* Start Input *

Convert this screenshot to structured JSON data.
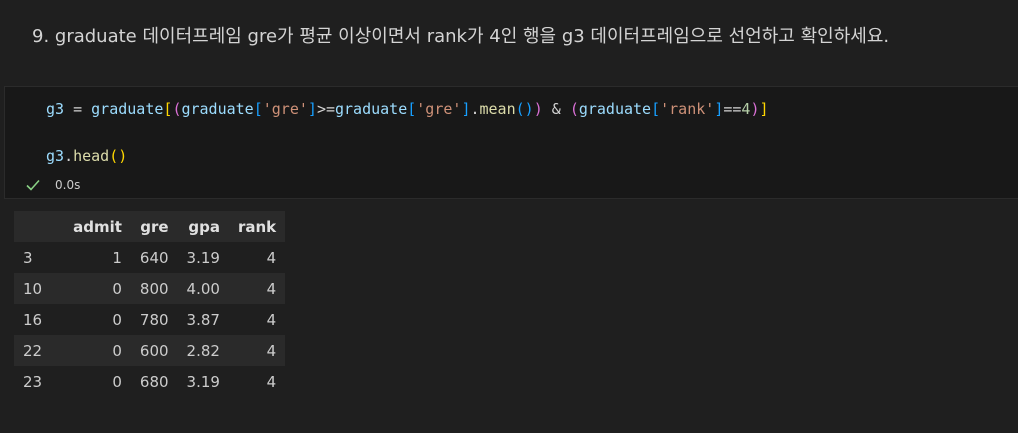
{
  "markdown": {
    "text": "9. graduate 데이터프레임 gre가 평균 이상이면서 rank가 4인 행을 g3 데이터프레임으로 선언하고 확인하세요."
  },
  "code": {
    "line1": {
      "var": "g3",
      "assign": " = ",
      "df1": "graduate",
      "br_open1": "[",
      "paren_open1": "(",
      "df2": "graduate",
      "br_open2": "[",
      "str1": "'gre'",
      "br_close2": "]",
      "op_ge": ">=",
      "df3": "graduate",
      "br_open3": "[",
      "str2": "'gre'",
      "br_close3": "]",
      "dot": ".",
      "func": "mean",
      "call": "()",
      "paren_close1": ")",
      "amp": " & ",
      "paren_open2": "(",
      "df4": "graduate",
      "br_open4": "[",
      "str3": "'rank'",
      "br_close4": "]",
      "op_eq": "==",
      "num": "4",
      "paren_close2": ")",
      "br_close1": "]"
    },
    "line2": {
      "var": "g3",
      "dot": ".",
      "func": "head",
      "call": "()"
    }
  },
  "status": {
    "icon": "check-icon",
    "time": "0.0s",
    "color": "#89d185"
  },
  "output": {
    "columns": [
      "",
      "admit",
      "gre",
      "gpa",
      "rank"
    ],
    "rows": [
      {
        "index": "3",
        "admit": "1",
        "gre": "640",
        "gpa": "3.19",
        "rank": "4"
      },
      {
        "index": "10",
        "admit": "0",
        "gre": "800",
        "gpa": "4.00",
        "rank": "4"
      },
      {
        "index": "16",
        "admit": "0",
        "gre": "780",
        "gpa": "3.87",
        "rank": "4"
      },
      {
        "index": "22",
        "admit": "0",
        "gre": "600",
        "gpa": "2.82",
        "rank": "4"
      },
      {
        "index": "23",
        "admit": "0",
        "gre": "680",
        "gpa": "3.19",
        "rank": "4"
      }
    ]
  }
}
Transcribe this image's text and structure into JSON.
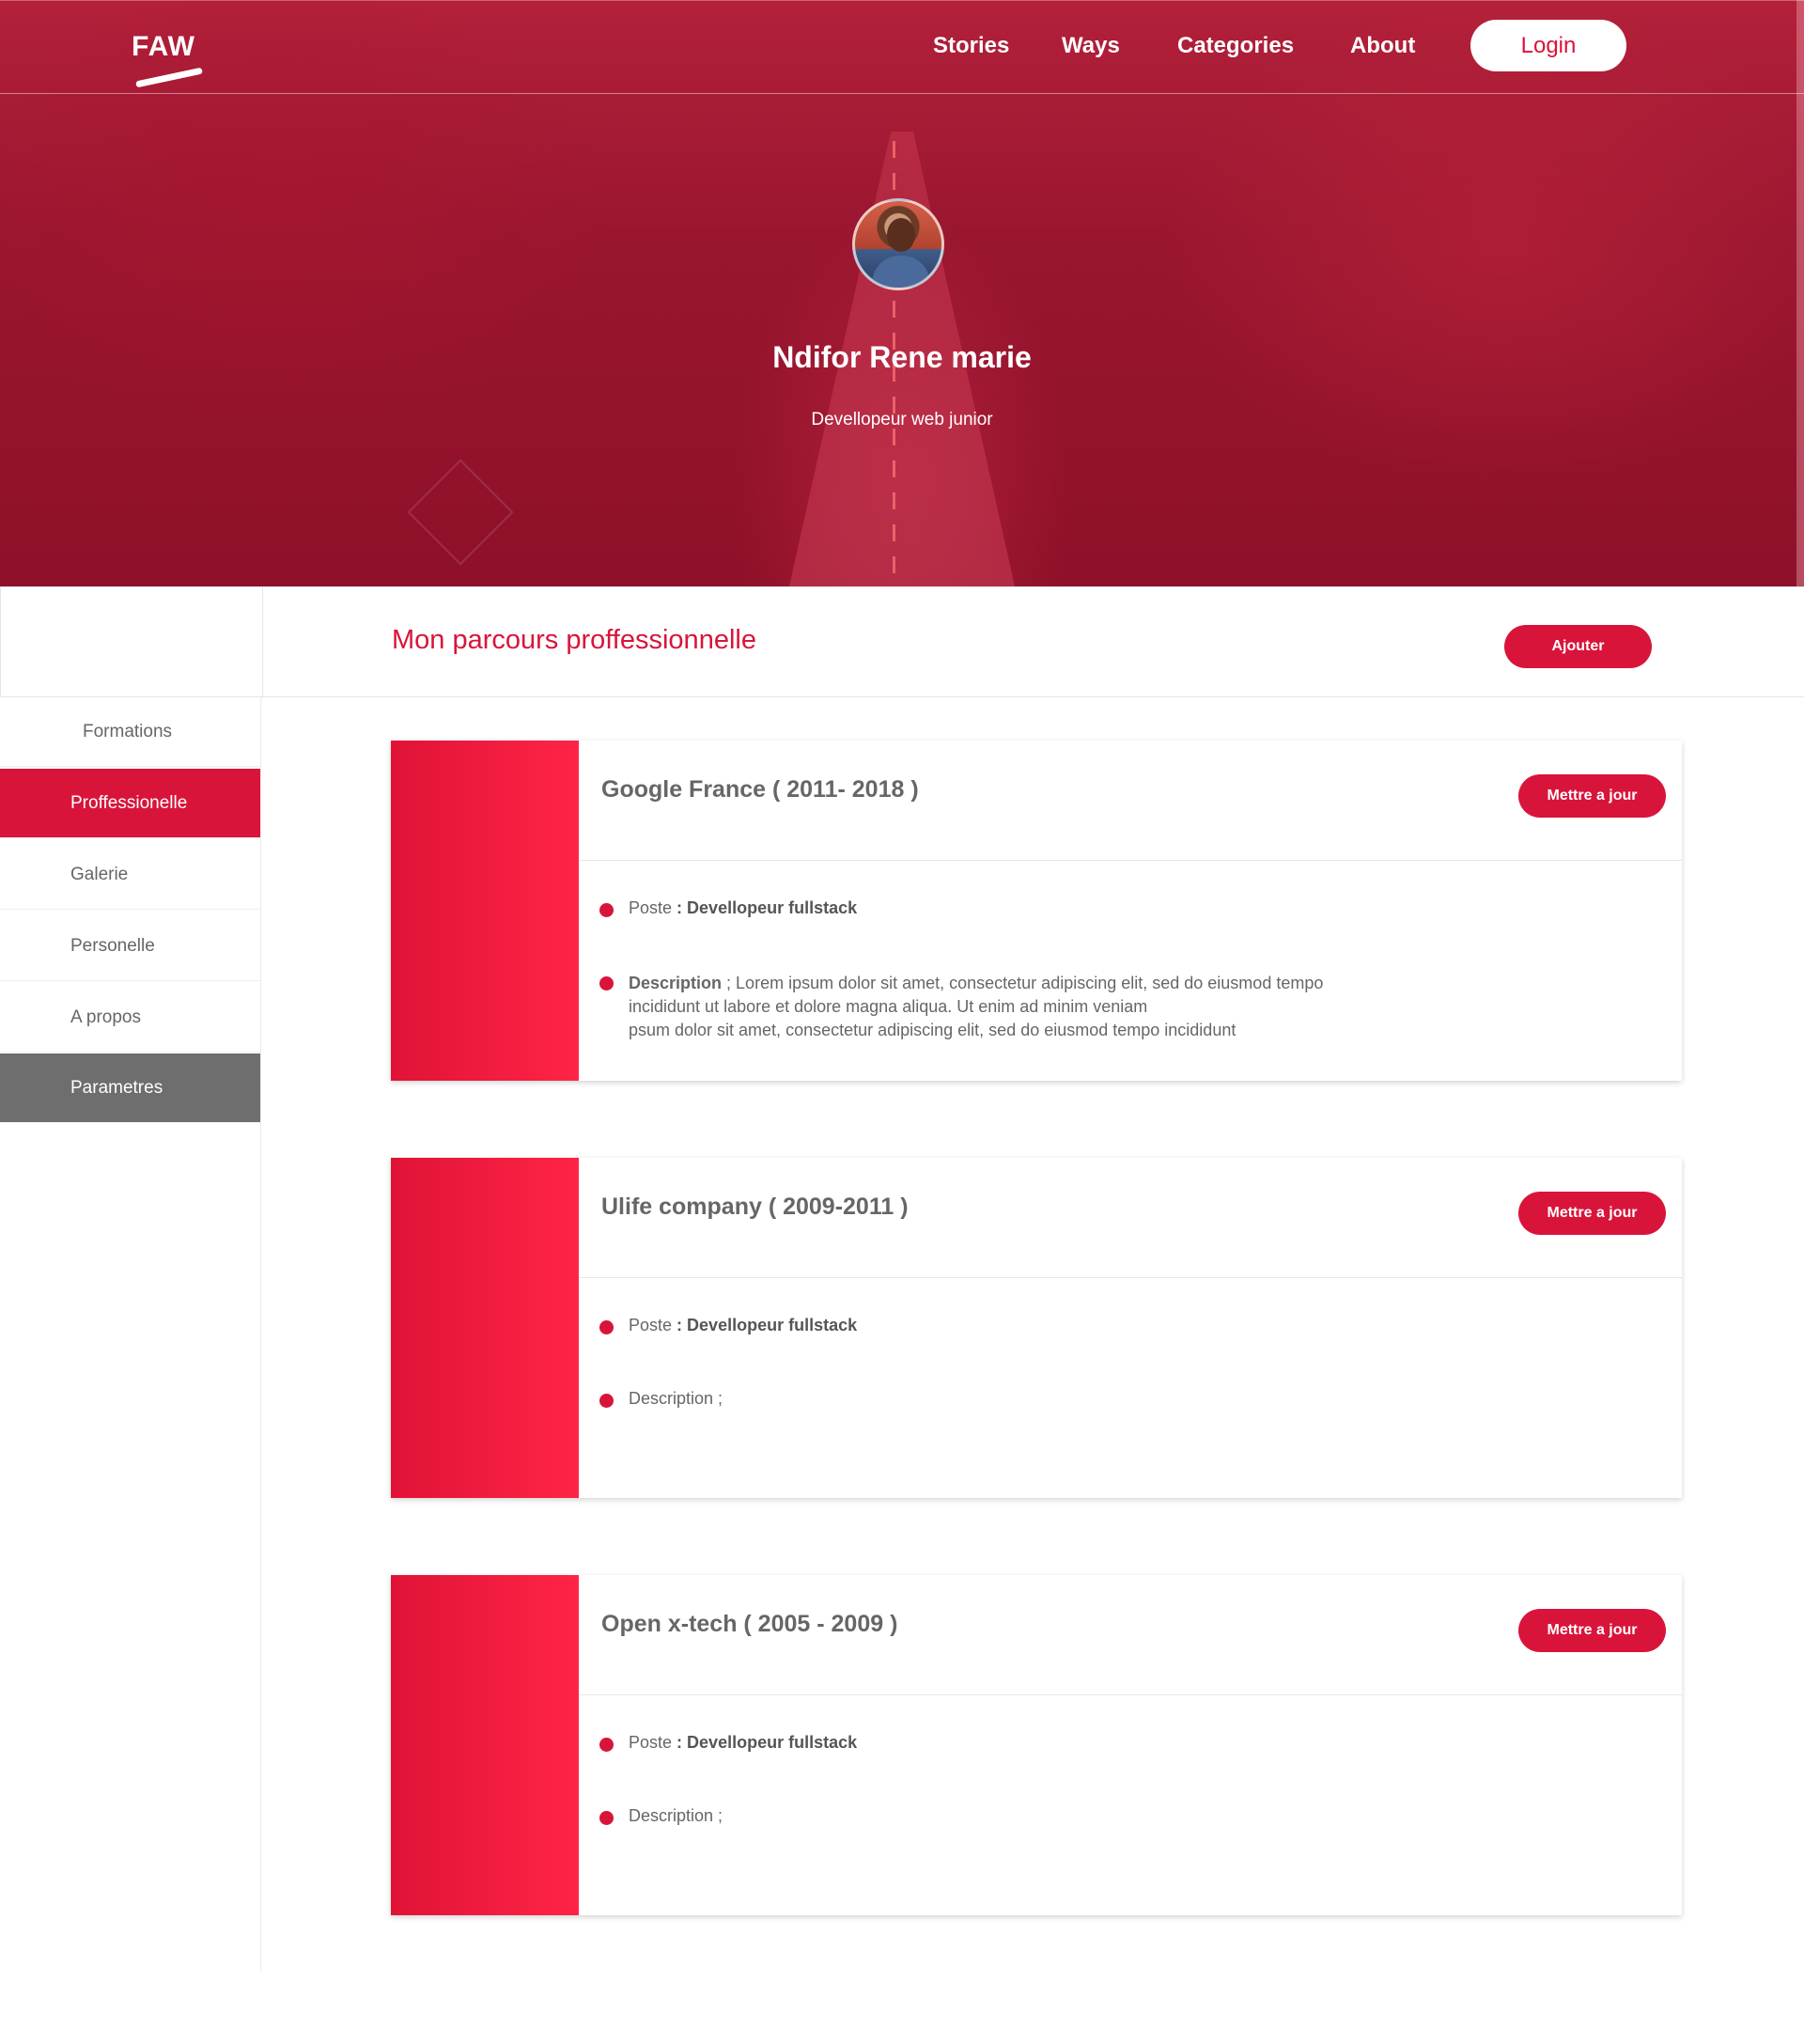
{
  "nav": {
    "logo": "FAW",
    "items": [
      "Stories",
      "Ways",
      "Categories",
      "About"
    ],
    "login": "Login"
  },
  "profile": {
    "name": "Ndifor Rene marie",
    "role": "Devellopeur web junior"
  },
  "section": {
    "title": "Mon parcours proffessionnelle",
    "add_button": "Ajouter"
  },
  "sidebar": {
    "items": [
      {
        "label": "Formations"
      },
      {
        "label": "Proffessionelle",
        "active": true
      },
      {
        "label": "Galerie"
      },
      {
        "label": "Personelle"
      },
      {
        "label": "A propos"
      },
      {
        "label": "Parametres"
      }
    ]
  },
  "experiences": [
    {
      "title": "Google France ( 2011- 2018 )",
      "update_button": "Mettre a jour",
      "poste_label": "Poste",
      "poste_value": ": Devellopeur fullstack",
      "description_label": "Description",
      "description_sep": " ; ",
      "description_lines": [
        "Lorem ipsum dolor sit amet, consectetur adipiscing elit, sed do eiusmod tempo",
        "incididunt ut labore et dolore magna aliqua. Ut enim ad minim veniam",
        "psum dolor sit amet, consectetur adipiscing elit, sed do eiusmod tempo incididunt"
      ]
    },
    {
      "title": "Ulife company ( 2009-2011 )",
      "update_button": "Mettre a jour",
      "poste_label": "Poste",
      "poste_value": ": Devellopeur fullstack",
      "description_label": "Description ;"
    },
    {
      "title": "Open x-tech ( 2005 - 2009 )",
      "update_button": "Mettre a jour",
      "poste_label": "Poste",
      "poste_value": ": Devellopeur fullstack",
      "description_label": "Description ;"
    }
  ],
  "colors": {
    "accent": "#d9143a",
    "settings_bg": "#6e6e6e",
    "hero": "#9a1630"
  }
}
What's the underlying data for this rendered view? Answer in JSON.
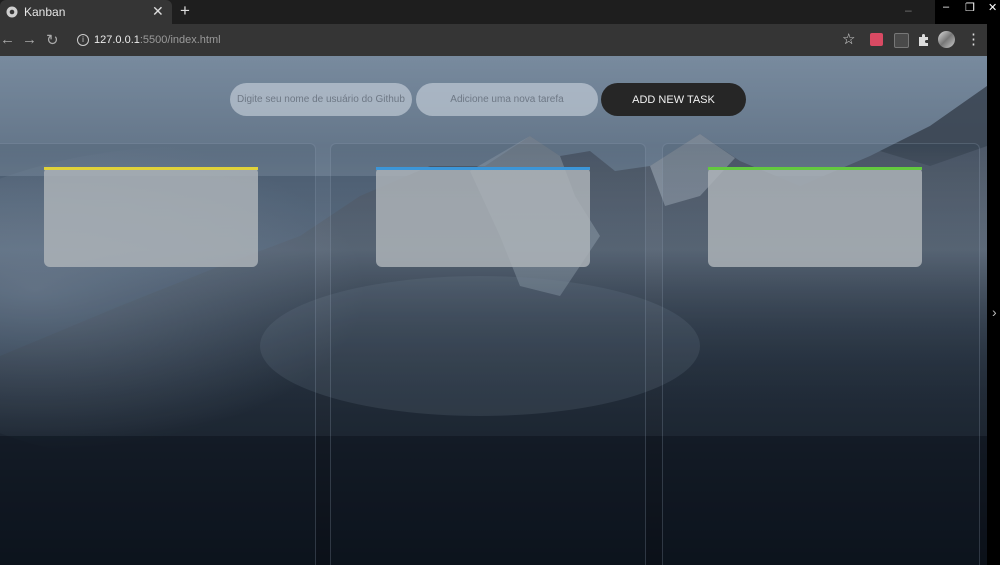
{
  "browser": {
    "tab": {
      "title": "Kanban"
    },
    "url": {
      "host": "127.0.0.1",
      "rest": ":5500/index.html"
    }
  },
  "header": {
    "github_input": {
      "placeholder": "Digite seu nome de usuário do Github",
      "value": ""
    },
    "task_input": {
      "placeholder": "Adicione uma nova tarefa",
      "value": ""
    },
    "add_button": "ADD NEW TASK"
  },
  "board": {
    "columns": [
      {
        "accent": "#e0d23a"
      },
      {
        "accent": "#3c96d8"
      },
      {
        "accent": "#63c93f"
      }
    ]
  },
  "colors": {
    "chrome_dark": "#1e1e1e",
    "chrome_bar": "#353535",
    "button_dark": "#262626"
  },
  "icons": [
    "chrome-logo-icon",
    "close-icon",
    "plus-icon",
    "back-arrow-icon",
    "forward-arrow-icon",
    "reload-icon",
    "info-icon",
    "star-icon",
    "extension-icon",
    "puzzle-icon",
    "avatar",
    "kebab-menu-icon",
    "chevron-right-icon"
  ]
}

* End Input *

What to work on =
Repeat exactly the lines above, from the line containing "What's the underlying" through the last line of the records, inclusive; omit any pictures.

Response below =
What's the underlying data for this rendered view? Answer in JSON.
{
  "browser": {
    "tab": {
      "title": "Kanban"
    },
    "url": {
      "host": "127.0.0.1",
      "rest": ":5500/index.html"
    }
  },
  "header": {
    "github_input": {
      "placeholder": "Digite seu nome de usuário do Github",
      "value": ""
    },
    "task_input": {
      "placeholder": "Adicione uma nova tarefa",
      "value": ""
    },
    "add_button": "ADD NEW TASK"
  },
  "board": {
    "columns": [
      {
        "accent": "#e0d23a"
      },
      {
        "accent": "#3c96d8"
      },
      {
        "accent": "#63c93f"
      }
    ]
  },
  "colors": {
    "chrome_dark": "#1e1e1e",
    "chrome_bar": "#353535",
    "button_dark": "#262626"
  },
  "icons": [
    "chrome-logo-icon",
    "close-icon",
    "plus-icon",
    "back-arrow-icon",
    "forward-arrow-icon",
    "reload-icon",
    "info-icon",
    "star-icon",
    "extension-icon",
    "puzzle-icon",
    "avatar",
    "kebab-menu-icon",
    "chevron-right-icon"
  ]
}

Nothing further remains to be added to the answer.